═════ DATA LISTING ═════

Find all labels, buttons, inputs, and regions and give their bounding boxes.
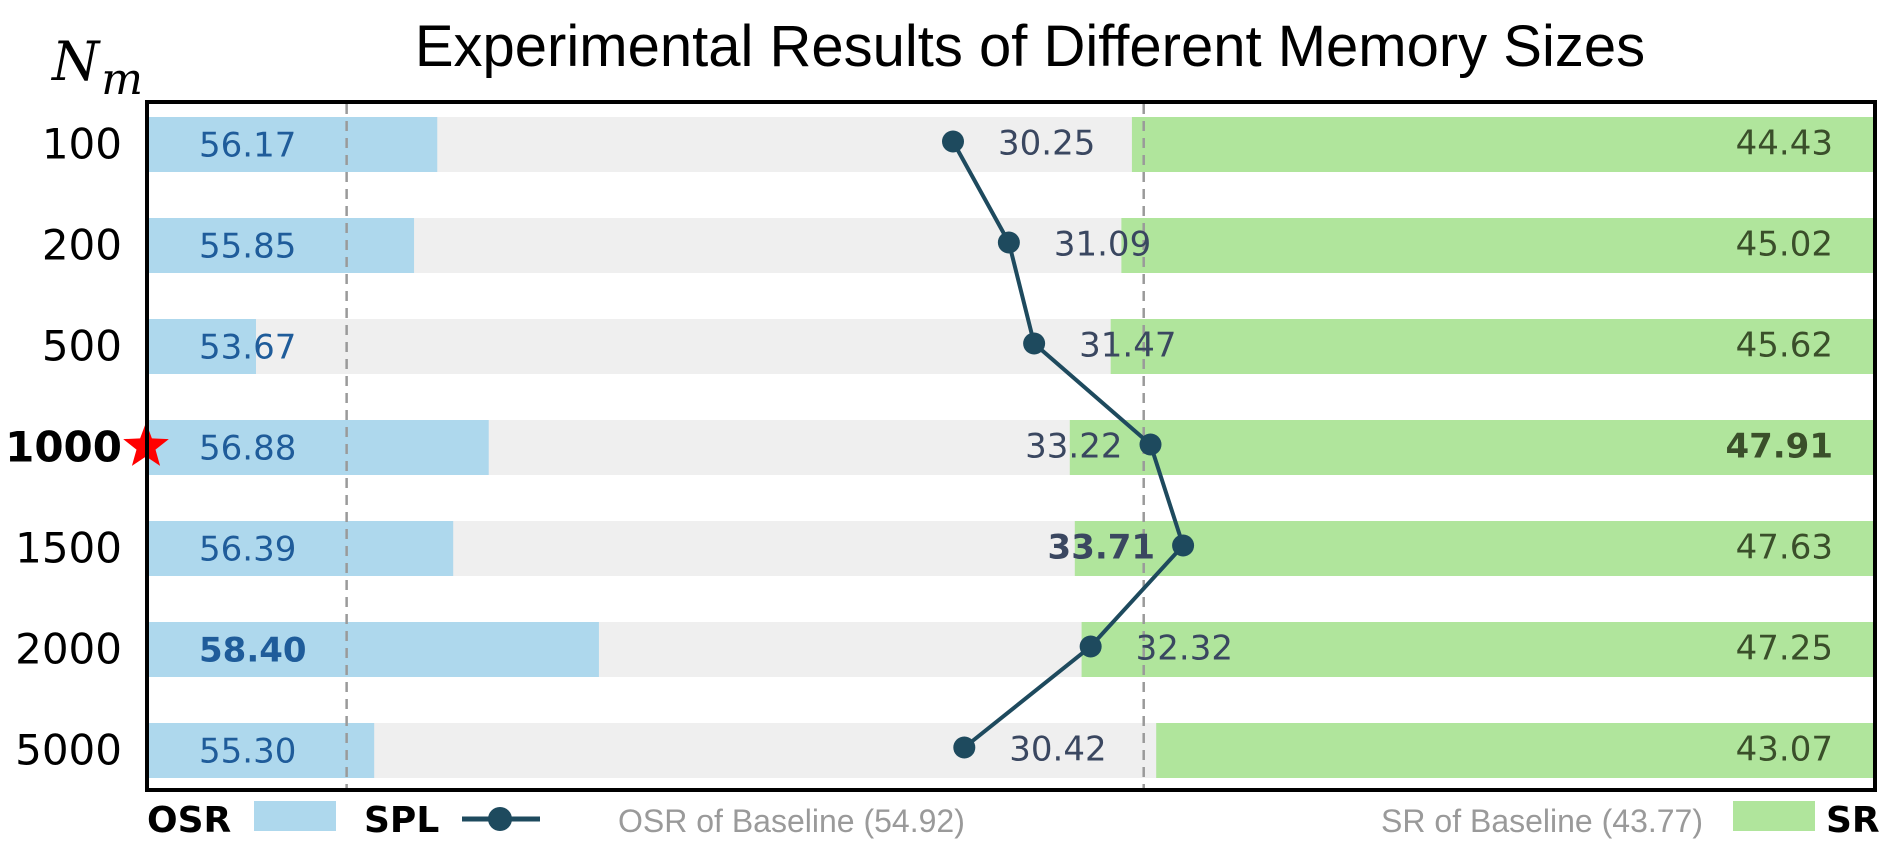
osr-value-label: 53.67 [199,328,296,368]
legend: OSR SPL OSR of Baseline (54.92) SR of Basel… [147,800,1880,841]
spl-point [1172,534,1195,557]
legend-sr-swatch [1733,801,1815,831]
spl-value-label: 33.71 [1048,528,1156,568]
plot-area: 100 56.17 44.43 200 55.85 45.02 500 53.67 45.62 1… [5,104,1873,788]
osr-bar [149,622,599,677]
osr-value-label: 56.17 [199,126,296,166]
osr-bar [149,521,454,576]
legend-osr-swatch [254,801,336,831]
spl-value-label: 30.25 [998,124,1095,164]
spl-value-label: 33.22 [1025,427,1122,467]
sr-value-label: 43.07 [1736,730,1833,770]
osr-bar [149,117,438,172]
sr-value-label: 47.25 [1736,629,1833,669]
y-axis-title-sub: m [101,54,143,105]
sr-bar [1121,218,1873,273]
osr-bar [149,319,256,374]
y-tick-label: 500 [42,322,122,371]
sr-value-label: 47.63 [1736,528,1833,568]
osr-bar [149,218,415,273]
y-axis-title-main: N [50,30,101,93]
spl-point [1139,433,1162,456]
sr-value-label: 45.62 [1736,326,1833,366]
y-tick-label: 200 [42,221,122,270]
spl-value-label: 31.47 [1079,326,1176,366]
spl-point [942,130,964,153]
legend-osr-baseline: OSR of Baseline (54.92) [618,803,965,839]
osr-value-label: 58.40 [199,631,307,671]
chart-title: Experimental Results of Different Memory… [415,14,1645,79]
osr-value-label: 55.85 [199,227,296,267]
sr-bar [1081,622,1873,677]
legend-spl-marker [488,807,512,831]
sr-bar [1110,319,1873,374]
osr-bar [149,723,375,778]
legend-osr-label: OSR [147,800,231,841]
plot-frame [145,100,1877,792]
y-tick-label: 2000 [15,625,122,674]
y-tick-label: 1000 [5,423,122,472]
legend-sr-label: SR [1826,800,1880,841]
spl-point [1023,332,1046,355]
osr-value-label: 56.39 [199,530,296,570]
sr-bar [1156,723,1873,778]
spl-value-label: 31.09 [1054,225,1151,265]
y-tick-label: 5000 [15,726,122,775]
osr-value-label: 56.88 [199,429,296,469]
y-tick-label: 1500 [15,524,122,573]
sr-value-label: 45.02 [1736,225,1833,265]
spl-value-label: 30.42 [1009,730,1106,770]
spl-point [1079,635,1102,658]
spl-value-label: 32.32 [1136,629,1233,669]
sr-bar [1074,521,1873,576]
sr-value-label: 44.43 [1736,124,1833,164]
spl-point [997,231,1020,254]
sr-bar [1131,117,1873,172]
spl-point [953,736,976,759]
y-axis-title: Nm [50,30,143,105]
legend-spl-label: SPL [364,800,439,841]
osr-value-label: 55.30 [199,732,296,772]
y-tick-label: 100 [42,120,122,169]
osr-bar [149,420,489,475]
legend-sr-baseline: SR of Baseline (43.77) [1381,803,1703,839]
sr-bar [1069,420,1873,475]
sr-value-label: 47.91 [1725,427,1833,467]
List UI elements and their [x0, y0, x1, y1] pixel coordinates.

═════

▶ PROBLEM DESCRIPTION
Give all the lines above again with every "spl-point" swapped for "spl-dot" and nothing else changed, leaving out the pictures.

▶ WRITTEN REPLY
Find all labels, buttons, inputs, and regions and give their bounding boxes.
osr-value-label: 53.67 [199,328,296,368]
legend: OSR SPL OSR of Baseline (54.92) SR of Basel… [147,800,1880,841]
spl-dot [1172,534,1195,557]
legend-sr-swatch [1733,801,1815,831]
spl-value-label: 33.71 [1048,528,1156,568]
plot-area: 100 56.17 44.43 200 55.85 45.02 500 53.67 45.62 1… [5,104,1873,788]
osr-bar [149,622,599,677]
osr-value-label: 56.17 [199,126,296,166]
osr-bar [149,521,454,576]
legend-osr-swatch [254,801,336,831]
spl-value-label: 30.25 [998,124,1095,164]
spl-value-label: 33.22 [1025,427,1122,467]
sr-value-label: 43.07 [1736,730,1833,770]
osr-bar [149,117,438,172]
sr-value-label: 47.25 [1736,629,1833,669]
y-axis-title-sub: m [101,54,143,105]
sr-bar [1121,218,1873,273]
osr-bar [149,319,256,374]
y-tick-label: 500 [42,322,122,371]
sr-value-label: 47.63 [1736,528,1833,568]
osr-bar [149,218,415,273]
y-axis-title-main: N [50,30,101,93]
spl-dot [1139,433,1162,456]
sr-value-label: 45.62 [1736,326,1833,366]
y-tick-label: 200 [42,221,122,270]
spl-value-label: 31.47 [1079,326,1176,366]
spl-dot [942,130,964,153]
legend-osr-baseline: OSR of Baseline (54.92) [618,803,965,839]
osr-value-label: 58.40 [199,631,307,671]
chart-title: Experimental Results of Different Memory… [415,14,1645,79]
osr-value-label: 55.85 [199,227,296,267]
sr-bar [1081,622,1873,677]
legend-spl-marker [488,807,512,831]
sr-bar [1110,319,1873,374]
osr-bar [149,723,375,778]
legend-osr-label: OSR [147,800,231,841]
plot-frame [145,100,1877,792]
y-tick-label: 2000 [15,625,122,674]
y-tick-label: 1000 [5,423,122,472]
legend-sr-label: SR [1826,800,1880,841]
spl-dot [1023,332,1046,355]
osr-value-label: 56.39 [199,530,296,570]
sr-bar [1156,723,1873,778]
spl-value-label: 31.09 [1054,225,1151,265]
y-tick-label: 5000 [15,726,122,775]
osr-value-label: 56.88 [199,429,296,469]
y-tick-label: 1500 [15,524,122,573]
sr-value-label: 45.02 [1736,225,1833,265]
spl-value-label: 30.42 [1009,730,1106,770]
spl-dot [1079,635,1102,658]
spl-value-label: 32.32 [1136,629,1233,669]
sr-bar [1074,521,1873,576]
sr-value-label: 44.43 [1736,124,1833,164]
spl-dot [997,231,1020,254]
sr-bar [1131,117,1873,172]
spl-dot [953,736,976,759]
y-axis-title: Nm [50,30,143,105]
legend-spl-label: SPL [364,800,439,841]
osr-value-label: 55.30 [199,732,296,772]
y-tick-label: 100 [42,120,122,169]
osr-bar [149,420,489,475]
legend-sr-baseline: SR of Baseline (43.77) [1381,803,1703,839]
sr-bar [1069,420,1873,475]
sr-value-label: 47.91 [1725,427,1833,467]
List UI elements and their [x0, y0, x1, y1] pixel coordinates.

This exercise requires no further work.